(Bacaan):
***

Baca berita dengan sedikit iklan, klik di sini

Ekonomi

<font face=arial size=1 color=brown><B>Industri Gitar</B></font><BR />Bertumpu pada Selera Premium

Melayani pelanggan khusus, bengkel gitar kelas ”rumah toko” tetap moncer di tengah krisis.

8 Juni 2009 | 00.00 WIB

Image of Tempo
Perbesar

Baca berita dengan sedikit iklan, klik di sini

Sedang asyik dia mengampelas bakal bodi gitar, telepon selulernya berdering. ”Apa pesanan saya sudah bisa diambil?” tanya suara di seberang. ”Belum,” jawabnya, ”tapi kalau ingin melihat, ke sini saja.” Selasa dua pekan lalu itu, dia lalu meminta asistennya menurunkan sebuah gitar listrik baru yang belum selesai dicat dari gantungan.

***

(Bahan):
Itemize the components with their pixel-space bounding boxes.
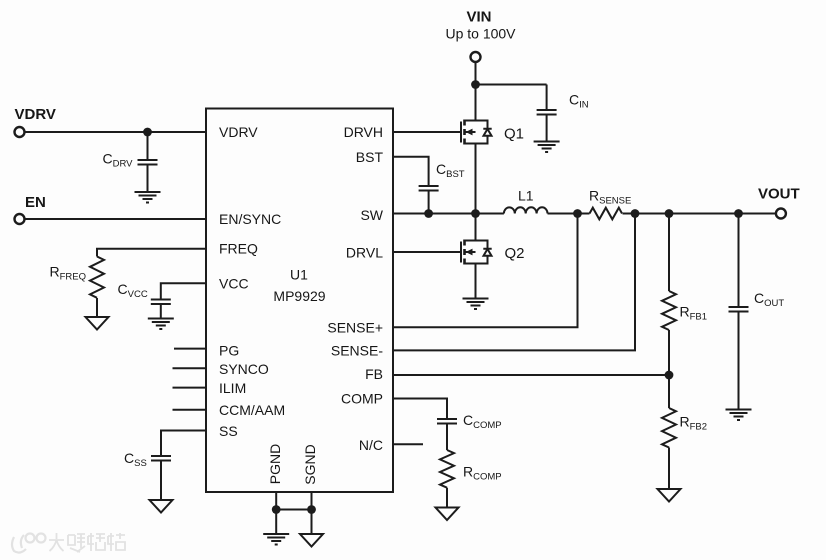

***

(Bagian Latihan):
- A) Jawab pertanyaan berikut berdasarkan artikel tentang industri gitar di atas daftar.
(i) Artikel itu dimuat di rubrik apa?
(ii) Pada tanggal berapa artikel itu terbit?
(iii) Apa yang diminta dari asistennya setelah telepon itu?
- B) Tolong ulangi dengan tepat bagian artikel tentang industri gitar, mulai dari "Image of Tempo" dan terus sampai "dicat dari gantungan.".

(Jawaban):
- A)
(i) Ekonomi.
(ii) 8 Juni 2009.
(iii) Menurunkan sebuah gitar listrik baru yang belum selesai dicat dari gantungan.

- B)
Image of Tempo
Perbesar

Baca berita dengan sedikit iklan, klik di sini

Sedang asyik dia mengampelas bakal bodi gitar, telepon selulernya berdering. ”Apa pesanan saya sudah bisa diambil?” tanya suara di seberang. ”Belum,” jawabnya, ”tapi kalau ingin melihat, ke sini saja.” Selasa dua pekan lalu itu, dia lalu meminta asistennya menurunkan sebuah gitar listrik baru yang belum selesai dicat dari gantungan.